→ Given information:
.....

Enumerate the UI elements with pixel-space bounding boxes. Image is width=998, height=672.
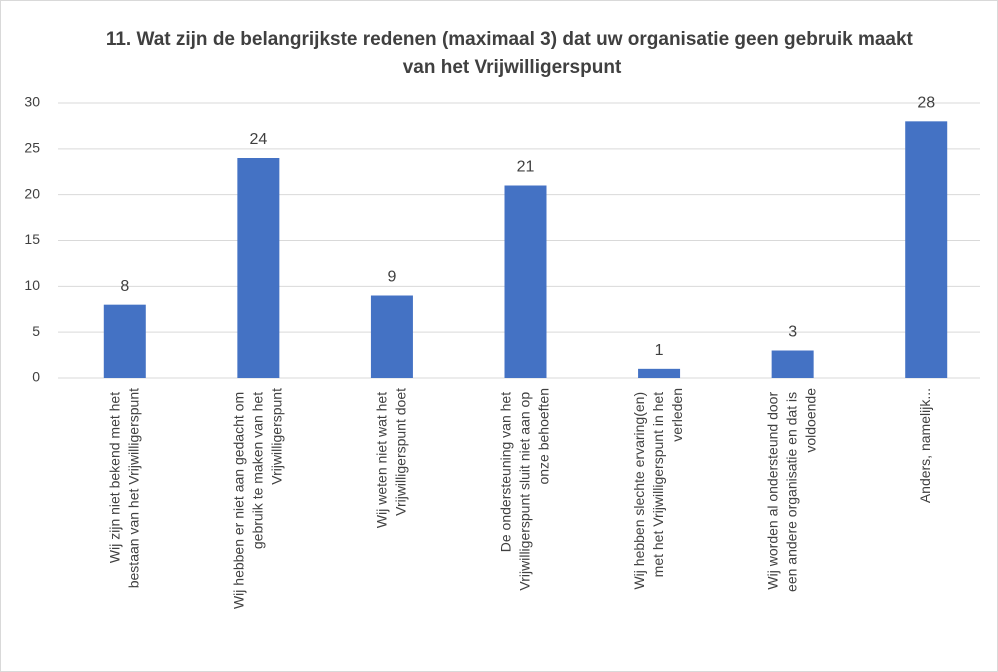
x-tick-label: Wij hebben er niet aan gedacht om gebrui…: [230, 388, 284, 609]
bar: [504, 185, 547, 378]
bar: [237, 158, 280, 378]
bar: [771, 350, 814, 378]
x-tick-label: Wij zijn niet bekend met het bestaan van…: [106, 388, 141, 588]
x-tick-label: Anders, namelijk...: [917, 388, 933, 503]
x-tick-label: Wij hebben slechte ervaring(en) met het …: [631, 388, 685, 590]
data-label: 9: [387, 269, 396, 286]
bar: [103, 304, 146, 378]
data-label: 1: [655, 342, 664, 359]
data-label: 28: [917, 95, 935, 112]
data-label: 8: [120, 278, 129, 295]
x-tick-label: Wij worden al ondersteund door een ander…: [764, 388, 818, 592]
y-tick-label: 30: [24, 94, 40, 110]
bar: [905, 121, 948, 378]
bar: [370, 295, 413, 378]
data-label: 3: [788, 324, 797, 341]
y-tick-label: 15: [24, 231, 40, 247]
y-tick-label: 10: [24, 277, 40, 293]
x-tick-label: De ondersteuning van het Vrijwilligerspu…: [497, 388, 551, 591]
y-tick-label: 5: [32, 323, 40, 339]
y-tick-label: 0: [32, 369, 40, 385]
chart-title: 11. Wat zijn de belangrijkste redenen (m…: [106, 29, 918, 78]
bar: [638, 368, 681, 378]
y-tick-label: 20: [24, 185, 40, 201]
data-label: 24: [249, 131, 267, 148]
x-tick-label: Wij weten niet wat het Vrijwilligerspunt…: [373, 388, 408, 528]
data-label: 21: [517, 159, 535, 176]
y-tick-label: 25: [24, 140, 40, 156]
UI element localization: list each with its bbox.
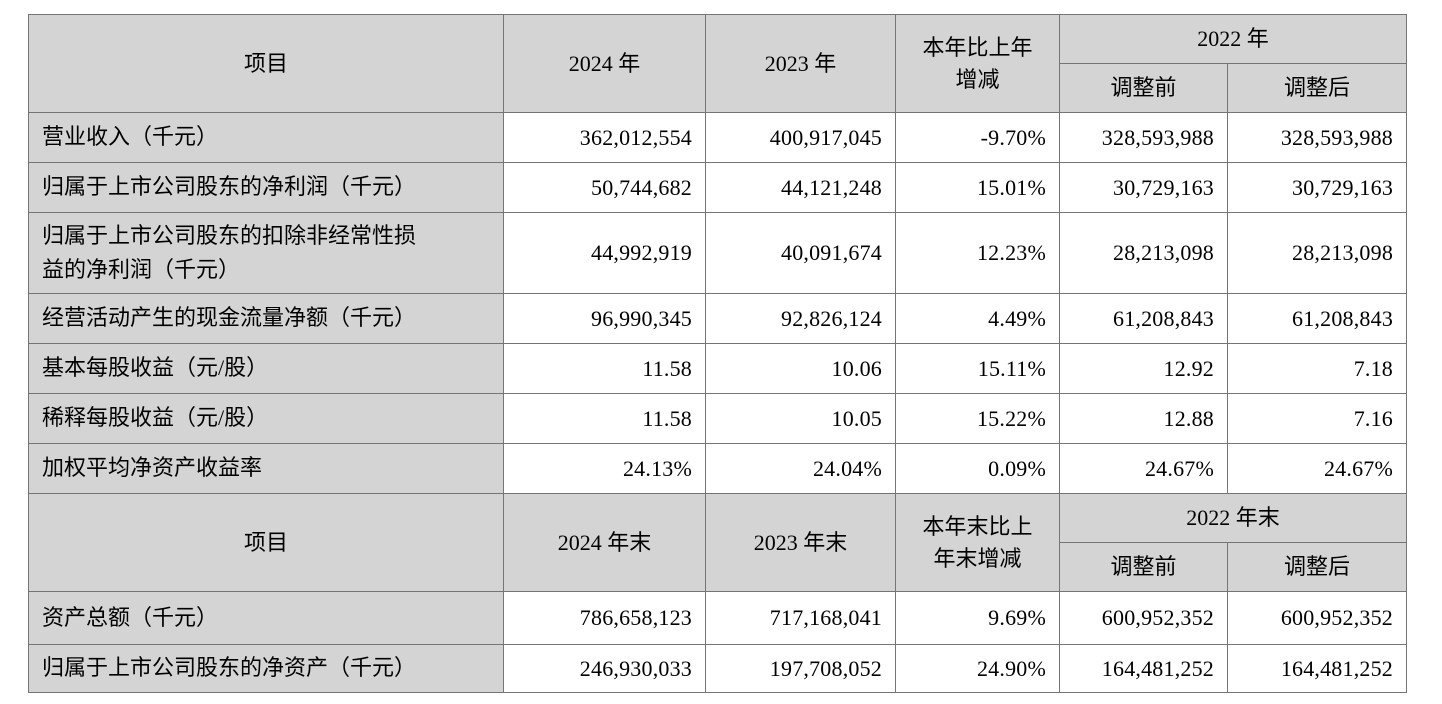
cell-2022-before: 164,481,252 — [1059, 644, 1228, 693]
financial-summary-table-container: 项目 2024 年 2023 年 本年比上年 增减 2022 年 调整前 调整后… — [28, 14, 1408, 693]
row-label: 基本每股收益（元/股） — [28, 343, 504, 394]
cell-2022-before: 24.67% — [1059, 443, 1228, 494]
section2-col-header-2022-end: 2022 年末 — [1058, 493, 1408, 543]
table-row-net-profit-excl-nonrecurring: 归属于上市公司股东的扣除非经常性损 益的净利润（千元） 44,992,919 4… — [28, 212, 1408, 294]
cell-2023: 10.06 — [705, 343, 896, 394]
section1-col-header-change: 本年比上年 增减 — [895, 14, 1060, 113]
table-row-weighted-avg-roe: 加权平均净资产收益率 24.13% 24.04% 0.09% 24.67% 24… — [28, 443, 1408, 494]
section2-col-header-change: 本年末比上 年末增减 — [895, 493, 1060, 592]
cell-2024: 362,012,554 — [503, 112, 706, 163]
financial-summary-table: 项目 2024 年 2023 年 本年比上年 增减 2022 年 调整前 调整后… — [28, 14, 1408, 693]
cell-change: 0.09% — [895, 443, 1060, 494]
cell-change: -9.70% — [895, 112, 1060, 163]
table-row-basic-eps: 基本每股收益（元/股） 11.58 10.06 15.11% 12.92 7.1… — [28, 343, 1408, 394]
cell-change: 24.90% — [895, 644, 1060, 693]
cell-2023: 92,826,124 — [705, 293, 896, 344]
section2-col-header-adj-after: 调整后 — [1226, 542, 1408, 592]
cell-change: 4.49% — [895, 293, 1060, 344]
row-label: 归属于上市公司股东的扣除非经常性损 益的净利润（千元） — [28, 212, 504, 294]
cell-2022-after: 28,213,098 — [1226, 212, 1408, 294]
section1-header-row-top: 项目 2024 年 2023 年 本年比上年 增减 2022 年 — [28, 14, 1408, 113]
cell-change: 15.11% — [895, 343, 1060, 394]
section2-header-row-top: 项目 2024 年末 2023 年末 本年末比上 年末增减 2022 年末 — [28, 493, 1408, 592]
cell-2022-before: 12.92 — [1059, 343, 1228, 394]
section1-header-row-sub: 调整前 调整后 — [29, 63, 1408, 113]
cell-2024: 11.58 — [503, 343, 706, 394]
cell-2024: 50,744,682 — [503, 162, 706, 213]
section2-col-header-2024-end: 2024 年末 — [503, 493, 706, 592]
cell-2024: 786,658,123 — [503, 591, 706, 645]
cell-2022-before: 328,593,988 — [1059, 112, 1228, 163]
section2-col-header-2023-end: 2023 年末 — [705, 493, 896, 592]
row-label: 经营活动产生的现金流量净额（千元） — [28, 293, 504, 344]
cell-2023: 44,121,248 — [705, 162, 896, 213]
section1-col-header-item: 项目 — [28, 14, 504, 113]
table-row-net-assets: 归属于上市公司股东的净资产（千元） 246,930,033 197,708,05… — [28, 644, 1408, 693]
cell-2022-before: 28,213,098 — [1059, 212, 1228, 294]
cell-2024: 11.58 — [503, 393, 706, 444]
cell-2024: 24.13% — [503, 443, 706, 494]
cell-2023: 717,168,041 — [705, 591, 896, 645]
row-label: 稀释每股收益（元/股） — [28, 393, 504, 444]
cell-2023: 10.05 — [705, 393, 896, 444]
cell-2022-after: 24.67% — [1226, 443, 1408, 494]
table-row-diluted-eps: 稀释每股收益（元/股） 11.58 10.05 15.22% 12.88 7.1… — [28, 393, 1408, 444]
cell-2022-before: 600,952,352 — [1059, 591, 1228, 645]
section1-col-header-2024: 2024 年 — [503, 14, 706, 113]
cell-2022-after: 30,729,163 — [1226, 162, 1408, 213]
section1-col-header-2023: 2023 年 — [705, 14, 896, 113]
section1-col-header-adj-after: 调整后 — [1226, 63, 1408, 113]
row-label: 归属于上市公司股东的净利润（千元） — [28, 162, 504, 213]
row-label: 营业收入（千元） — [28, 112, 504, 163]
table-row-operating-cash-flow: 经营活动产生的现金流量净额（千元） 96,990,345 92,826,124 … — [28, 293, 1408, 344]
cell-2022-after: 7.18 — [1226, 343, 1408, 394]
cell-2022-before: 12.88 — [1059, 393, 1228, 444]
cell-2022-after: 600,952,352 — [1226, 591, 1408, 645]
cell-2024: 96,990,345 — [503, 293, 706, 344]
cell-change: 9.69% — [895, 591, 1060, 645]
cell-2023: 40,091,674 — [705, 212, 896, 294]
cell-2024: 44,992,919 — [503, 212, 706, 294]
cell-2024: 246,930,033 — [503, 644, 706, 693]
cell-2022-after: 7.16 — [1226, 393, 1408, 444]
cell-2022-after: 61,208,843 — [1226, 293, 1408, 344]
table-row-total-assets: 资产总额（千元） 786,658,123 717,168,041 9.69% 6… — [28, 591, 1408, 645]
cell-change: 15.22% — [895, 393, 1060, 444]
section1-col-header-adj-before: 调整前 — [1059, 63, 1228, 113]
cell-2023: 197,708,052 — [705, 644, 896, 693]
cell-2023: 24.04% — [705, 443, 896, 494]
cell-change: 12.23% — [895, 212, 1060, 294]
cell-2022-before: 30,729,163 — [1059, 162, 1228, 213]
cell-2022-after: 328,593,988 — [1226, 112, 1408, 163]
section1-col-header-2022: 2022 年 — [1058, 14, 1408, 64]
cell-2022-after: 164,481,252 — [1226, 644, 1408, 693]
table-row-operating-revenue: 营业收入（千元） 362,012,554 400,917,045 -9.70% … — [28, 112, 1408, 163]
cell-change: 15.01% — [895, 162, 1060, 213]
table-row-net-profit: 归属于上市公司股东的净利润（千元） 50,744,682 44,121,248 … — [28, 162, 1408, 213]
section2-col-header-adj-before: 调整前 — [1059, 542, 1228, 592]
cell-2023: 400,917,045 — [705, 112, 896, 163]
row-label: 加权平均净资产收益率 — [28, 443, 504, 494]
row-label: 资产总额（千元） — [28, 591, 504, 645]
section2-col-header-item: 项目 — [28, 493, 504, 592]
cell-2022-before: 61,208,843 — [1059, 293, 1228, 344]
row-label: 归属于上市公司股东的净资产（千元） — [28, 644, 504, 693]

.....

→ Required work:
Find each line in the material above that contains the string "归属于上市公司股东的净资产" and copy those lines in full.

→ Exercise response:
table-row-net-assets: 归属于上市公司股东的净资产（千元） 246,930,033 197,708,05… — [28, 644, 1408, 693]
row-label: 归属于上市公司股东的净资产（千元） — [28, 644, 504, 693]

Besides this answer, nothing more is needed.